How many lines hold the string "myevents"? Give only the number.
+---+
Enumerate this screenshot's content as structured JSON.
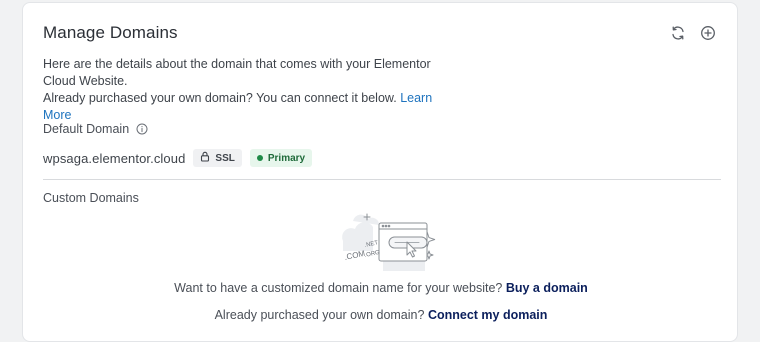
{
  "card": {
    "title": "Manage Domains",
    "refresh_icon": "refresh-icon",
    "add_icon": "plus-circle-icon"
  },
  "description": {
    "line1": "Here are the details about the domain that comes with your Elementor Cloud Website.",
    "line2": "Already purchased your own domain? You can connect it below.",
    "learn_more": "Learn More"
  },
  "default_domain": {
    "label": "Default Domain",
    "info_icon": "info-icon",
    "domain": "wpsaga.elementor.cloud",
    "ssl_label": "SSL",
    "ssl_icon": "lock-icon",
    "primary_label": "Primary"
  },
  "custom_domains": {
    "label": "Custom Domains",
    "illustration_tlds": [
      ".NET",
      ".COM",
      ".ORG"
    ],
    "prompt_buy": "Want to have a customized domain name for your website?",
    "buy_link": "Buy a domain",
    "prompt_connect": "Already purchased your own domain?",
    "connect_link": "Connect my domain"
  },
  "colors": {
    "link": "#1e73be",
    "strong_link": "#0b1f5c",
    "primary_badge_bg": "#e7f6ec",
    "primary_dot": "#1f8a47"
  }
}
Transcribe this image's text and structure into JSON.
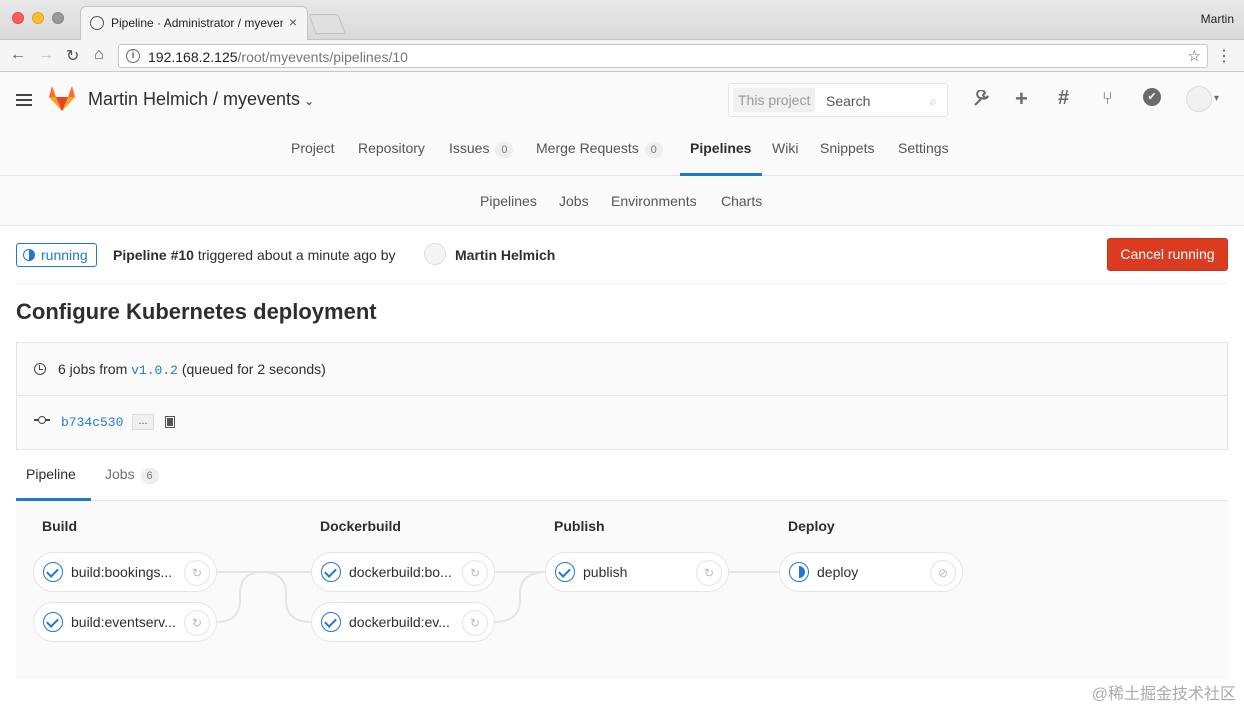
{
  "browser": {
    "tab_title": "Pipeline · Administrator / myevents",
    "tab_close": "×",
    "profile": "Martin",
    "url_host": "192.168.2.125",
    "url_path": "/root/myevents/pipelines/10",
    "back_icon": "←",
    "forward_icon": "→",
    "reload_icon": "↻",
    "home_icon": "⌂",
    "info_icon": "i",
    "star_icon": "☆",
    "menu_icon": "⋮"
  },
  "header": {
    "title": "Martin Helmich / myevents",
    "caret": "⌄",
    "search_scope": "This project",
    "search_placeholder": "Search",
    "search_icon": "⌕",
    "icons": {
      "wrench": "🔧",
      "plus": "+",
      "hash": "#",
      "merge": "⑂",
      "todo": "✔"
    },
    "avatar_caret": "▾"
  },
  "project_nav": {
    "items": [
      {
        "label": "Project"
      },
      {
        "label": "Repository"
      },
      {
        "label": "Issues",
        "count": "0"
      },
      {
        "label": "Merge Requests",
        "count": "0"
      },
      {
        "label": "Pipelines"
      },
      {
        "label": "Wiki"
      },
      {
        "label": "Snippets"
      },
      {
        "label": "Settings"
      }
    ]
  },
  "sub_nav": {
    "items": [
      {
        "label": "Pipelines"
      },
      {
        "label": "Jobs"
      },
      {
        "label": "Environments"
      },
      {
        "label": "Charts"
      }
    ]
  },
  "pipeline": {
    "status": "running",
    "id_label": "Pipeline #10",
    "triggered_text": " triggered about a minute ago by",
    "user": "Martin Helmich",
    "cancel_label": "Cancel running",
    "commit_title": "Configure Kubernetes deployment",
    "jobs_prefix": "6 jobs from ",
    "ref": "v1.0.2",
    "jobs_suffix": " (queued for 2 seconds)",
    "sha": "b734c530",
    "ellipsis": "..."
  },
  "tabs": [
    {
      "label": "Pipeline"
    },
    {
      "label": "Jobs",
      "count": "6"
    }
  ],
  "stages": [
    {
      "title": "Build",
      "jobs": [
        {
          "name": "build:bookings...",
          "status": "success",
          "action": "↻"
        },
        {
          "name": "build:eventserv...",
          "status": "success",
          "action": "↻"
        }
      ]
    },
    {
      "title": "Dockerbuild",
      "jobs": [
        {
          "name": "dockerbuild:bo...",
          "status": "success",
          "action": "↻"
        },
        {
          "name": "dockerbuild:ev...",
          "status": "success",
          "action": "↻"
        }
      ]
    },
    {
      "title": "Publish",
      "jobs": [
        {
          "name": "publish",
          "status": "success",
          "action": "↻"
        }
      ]
    },
    {
      "title": "Deploy",
      "jobs": [
        {
          "name": "deploy",
          "status": "running",
          "action": "⊘"
        }
      ]
    }
  ],
  "colors": {
    "accent": "#1f78d1",
    "danger": "#db3b21",
    "gitlab_orange": "#e24329"
  },
  "watermark": "@稀土掘金技术社区"
}
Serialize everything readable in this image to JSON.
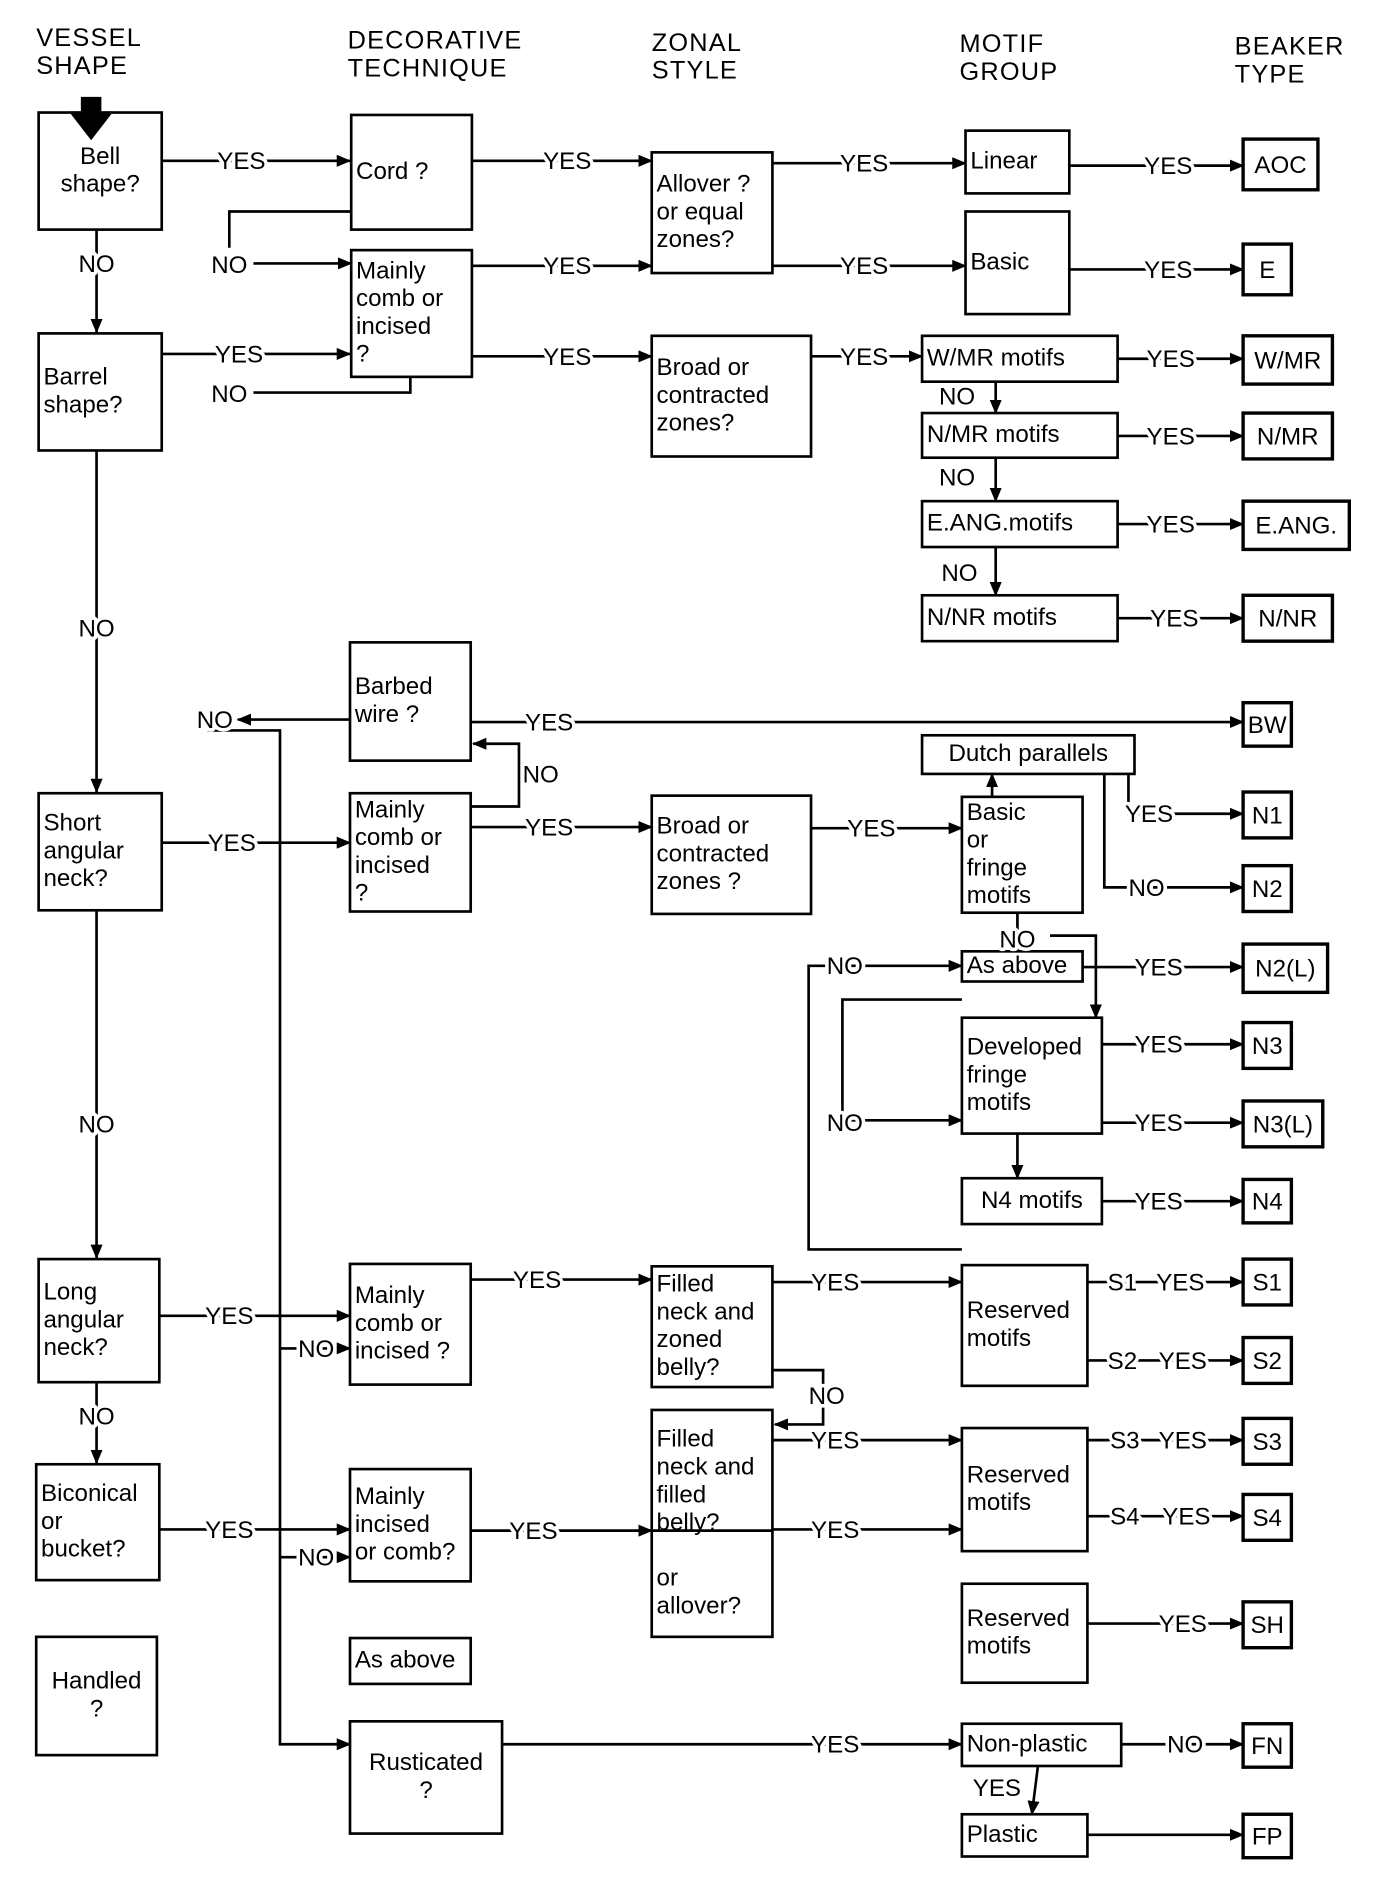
{
  "headers": [
    {
      "lines": [
        "VESSEL",
        "SHAPE"
      ]
    },
    {
      "lines": [
        "DECORATIVE",
        "TECHNIQUE"
      ]
    },
    {
      "lines": [
        "ZONAL",
        "STYLE"
      ]
    },
    {
      "lines": [
        "MOTIF",
        "GROUP"
      ]
    },
    {
      "lines": [
        "BEAKER",
        "TYPE"
      ]
    }
  ],
  "boxes": [
    {
      "lines": [
        "Bell",
        "shape?"
      ]
    },
    {
      "lines": [
        "Barrel",
        "shape?"
      ]
    },
    {
      "lines": [
        "Short",
        "angular",
        "neck?"
      ]
    },
    {
      "lines": [
        "Long",
        "angular",
        "neck?"
      ]
    },
    {
      "lines": [
        "Biconical",
        "or",
        "bucket?"
      ]
    },
    {
      "lines": [
        "Handled",
        "?"
      ]
    },
    {
      "lines": [
        "Cord ?"
      ]
    },
    {
      "lines": [
        "Mainly",
        "comb or",
        "incised",
        "?"
      ]
    },
    {
      "lines": [
        "Barbed",
        "wire ?"
      ]
    },
    {
      "lines": [
        "Mainly",
        "comb or",
        "incised",
        "?"
      ]
    },
    {
      "lines": [
        "Mainly",
        "comb or",
        "incised ?"
      ]
    },
    {
      "lines": [
        "Mainly",
        "incised",
        "or comb?"
      ]
    },
    {
      "lines": [
        "As above"
      ]
    },
    {
      "lines": [
        "Rusticated",
        "?"
      ]
    },
    {
      "lines": [
        "Allover ?",
        "or equal",
        "zones?"
      ]
    },
    {
      "lines": [
        "Broad or",
        "contracted",
        "zones?"
      ]
    },
    {
      "lines": [
        "Broad or",
        "contracted",
        "zones ?"
      ]
    },
    {
      "lines": [
        "Filled",
        "neck and",
        "zoned",
        "belly?"
      ]
    },
    {
      "lines": [
        "Filled",
        "neck and",
        "filled",
        "belly?",
        "",
        "or",
        "allover?"
      ]
    },
    {
      "lines": [
        "Linear"
      ]
    },
    {
      "lines": [
        "Basic"
      ]
    },
    {
      "lines": [
        "W/MR motifs"
      ]
    },
    {
      "lines": [
        "N/MR motifs"
      ]
    },
    {
      "lines": [
        "E.ANG.motifs"
      ]
    },
    {
      "lines": [
        "N/NR motifs"
      ]
    },
    {
      "lines": [
        "Dutch parallels"
      ]
    },
    {
      "lines": [
        "Basic",
        "or",
        "fringe",
        "motifs"
      ]
    },
    {
      "lines": [
        "As above"
      ]
    },
    {
      "lines": [
        "Developed",
        "fringe",
        "motifs"
      ]
    },
    {
      "lines": [
        "N4 motifs"
      ]
    },
    {
      "lines": [
        "Reserved",
        "motifs"
      ]
    },
    {
      "lines": [
        "Reserved",
        "motifs"
      ]
    },
    {
      "lines": [
        "Reserved",
        "motifs"
      ]
    },
    {
      "lines": [
        "Non-plastic"
      ]
    },
    {
      "lines": [
        "Plastic"
      ]
    }
  ],
  "beaker_types": [
    "AOC",
    "E",
    "W/MR",
    "N/MR",
    "E.ANG.",
    "N/NR",
    "BW",
    "N1",
    "N2",
    "N2(L)",
    "N3",
    "N3(L)",
    "N4",
    "S1",
    "S2",
    "S3",
    "S4",
    "SH",
    "FN",
    "FP"
  ],
  "edge_labels": [
    "YES",
    "YES",
    "YES",
    "YES",
    "YES",
    "YES",
    "NO",
    "",
    "YES",
    "NO",
    "YES",
    "YES",
    "NO",
    "YES",
    "YES",
    "NO",
    "YES",
    "NO",
    "YES",
    "NO",
    "YES",
    "NO",
    "YES",
    "NO",
    "",
    "NO",
    "YES",
    "YES",
    "YES",
    "",
    "YES",
    "NO",
    "NO",
    "",
    "NO",
    "YES",
    "NO",
    "NO",
    "YES",
    "YES",
    "",
    "YES",
    "YES",
    "NO",
    "YES",
    "NO",
    "YES",
    "YES",
    "NO",
    "YES",
    "YES",
    "YES",
    "NO",
    "YES",
    "YES",
    "YES",
    "YES",
    "YES",
    "YES",
    "NO",
    "YES"
  ],
  "extra_labels": [
    "S1",
    "S2",
    "S3",
    "S4"
  ]
}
+---+
#### Solution:
3